DATASET RECORDS -

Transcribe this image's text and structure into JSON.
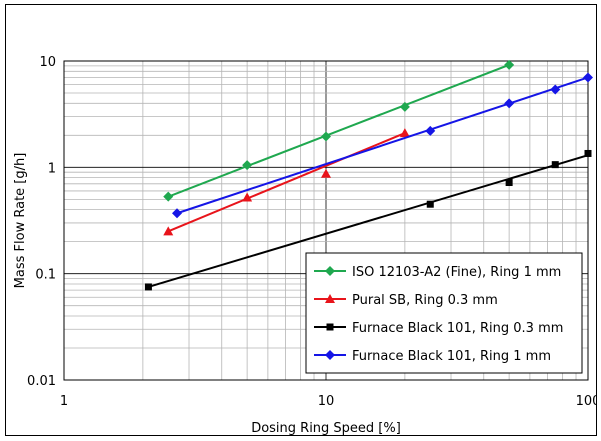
{
  "chart_data": {
    "type": "line",
    "xlabel": "Dosing Ring Speed [%]",
    "ylabel": "Mass Flow Rate [g/h]",
    "xscale": "log",
    "yscale": "log",
    "xlim": [
      1,
      100
    ],
    "ylim": [
      0.01,
      10
    ],
    "grid": true,
    "legend_position": "bottom-right",
    "xticks": [
      {
        "value": 1,
        "label": "1"
      },
      {
        "value": 10,
        "label": "10"
      },
      {
        "value": 100,
        "label": "100"
      }
    ],
    "yticks": [
      {
        "value": 0.01,
        "label": "0.01"
      },
      {
        "value": 0.1,
        "label": "0.1"
      },
      {
        "value": 1,
        "label": "1"
      },
      {
        "value": 10,
        "label": "10"
      }
    ],
    "series": [
      {
        "name": "ISO 12103-A2 (Fine), Ring 1 mm",
        "color": "#1fa84f",
        "marker": "diamond",
        "points": [
          [
            2.5,
            0.53
          ],
          [
            5,
            1.05
          ],
          [
            10,
            1.95
          ],
          [
            20,
            3.7
          ],
          [
            50,
            9.2
          ]
        ],
        "fit": [
          [
            2.5,
            0.53
          ],
          [
            50,
            9.2
          ]
        ]
      },
      {
        "name": "Pural SB, Ring 0.3 mm",
        "color": "#e8141b",
        "marker": "triangle",
        "points": [
          [
            2.5,
            0.25
          ],
          [
            5,
            0.52
          ],
          [
            10,
            0.87
          ],
          [
            20,
            2.1
          ]
        ],
        "fit": [
          [
            2.5,
            0.25
          ],
          [
            20,
            2.1
          ]
        ]
      },
      {
        "name": "Furnace Black 101, Ring 0.3 mm",
        "color": "#000000",
        "marker": "square",
        "points": [
          [
            2.1,
            0.075
          ],
          [
            25,
            0.45
          ],
          [
            50,
            0.72
          ],
          [
            75,
            1.06
          ],
          [
            100,
            1.35
          ]
        ],
        "fit": [
          [
            2.1,
            0.075
          ],
          [
            100,
            1.3
          ]
        ]
      },
      {
        "name": "Furnace Black 101, Ring 1 mm",
        "color": "#1515e6",
        "marker": "diamond",
        "points": [
          [
            2.7,
            0.37
          ],
          [
            25,
            2.2
          ],
          [
            50,
            4.0
          ],
          [
            75,
            5.4
          ],
          [
            100,
            7.0
          ]
        ],
        "fit": [
          [
            2.7,
            0.37
          ],
          [
            100,
            7.0
          ]
        ]
      }
    ]
  }
}
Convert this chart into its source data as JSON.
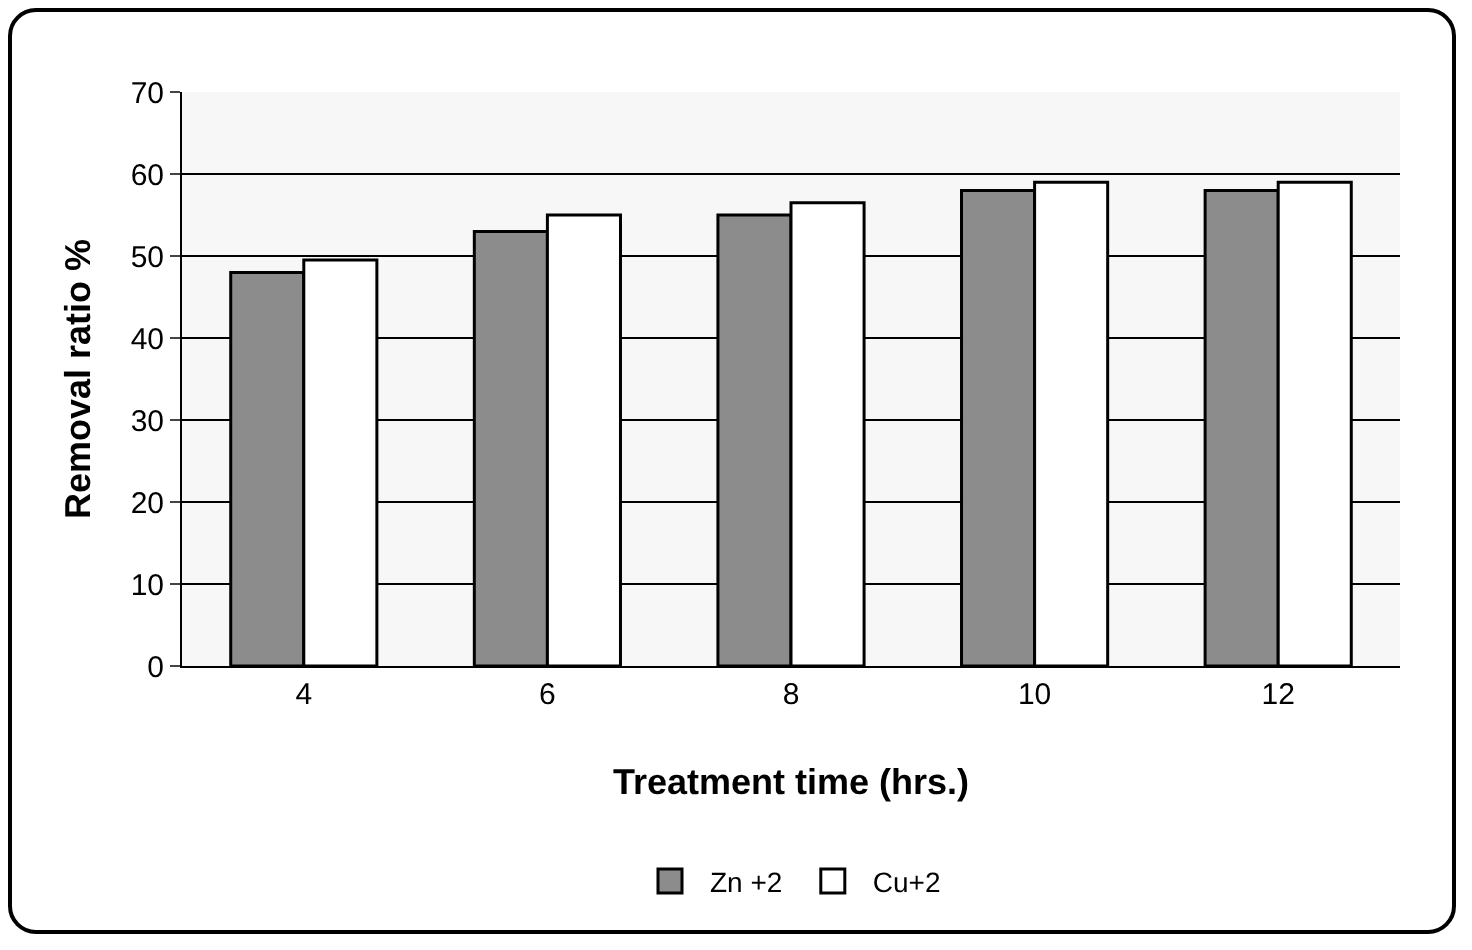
{
  "chart_data": {
    "type": "bar",
    "xlabel": "Treatment time (hrs.)",
    "ylabel": "Removal ratio %",
    "categories": [
      "4",
      "6",
      "8",
      "10",
      "12"
    ],
    "series": [
      {
        "name": "Zn +2",
        "color": "#8c8c8c",
        "values": [
          48,
          53,
          55,
          58,
          58
        ]
      },
      {
        "name": "Cu+2",
        "color": "#ffffff",
        "values": [
          49.5,
          55,
          56.5,
          59,
          59
        ]
      }
    ],
    "ylim": [
      0,
      70
    ],
    "yticks": [
      0,
      10,
      20,
      30,
      40,
      50,
      60,
      70
    ],
    "grid": "y",
    "legend": "bottom"
  }
}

TASK BRIEF - Beginning with the line containing "Convert this chart" and ending with the last line of the material, output each line exactly; do not include pictures.

COMPLETE OUTPUT -
Convert this chart into its source data as JSON.
{
  "chart_data": {
    "type": "bar",
    "xlabel": "Treatment time (hrs.)",
    "ylabel": "Removal ratio %",
    "categories": [
      "4",
      "6",
      "8",
      "10",
      "12"
    ],
    "series": [
      {
        "name": "Zn +2",
        "color": "#8c8c8c",
        "values": [
          48,
          53,
          55,
          58,
          58
        ]
      },
      {
        "name": "Cu+2",
        "color": "#ffffff",
        "values": [
          49.5,
          55,
          56.5,
          59,
          59
        ]
      }
    ],
    "ylim": [
      0,
      70
    ],
    "yticks": [
      0,
      10,
      20,
      30,
      40,
      50,
      60,
      70
    ],
    "grid": "y",
    "legend": "bottom"
  }
}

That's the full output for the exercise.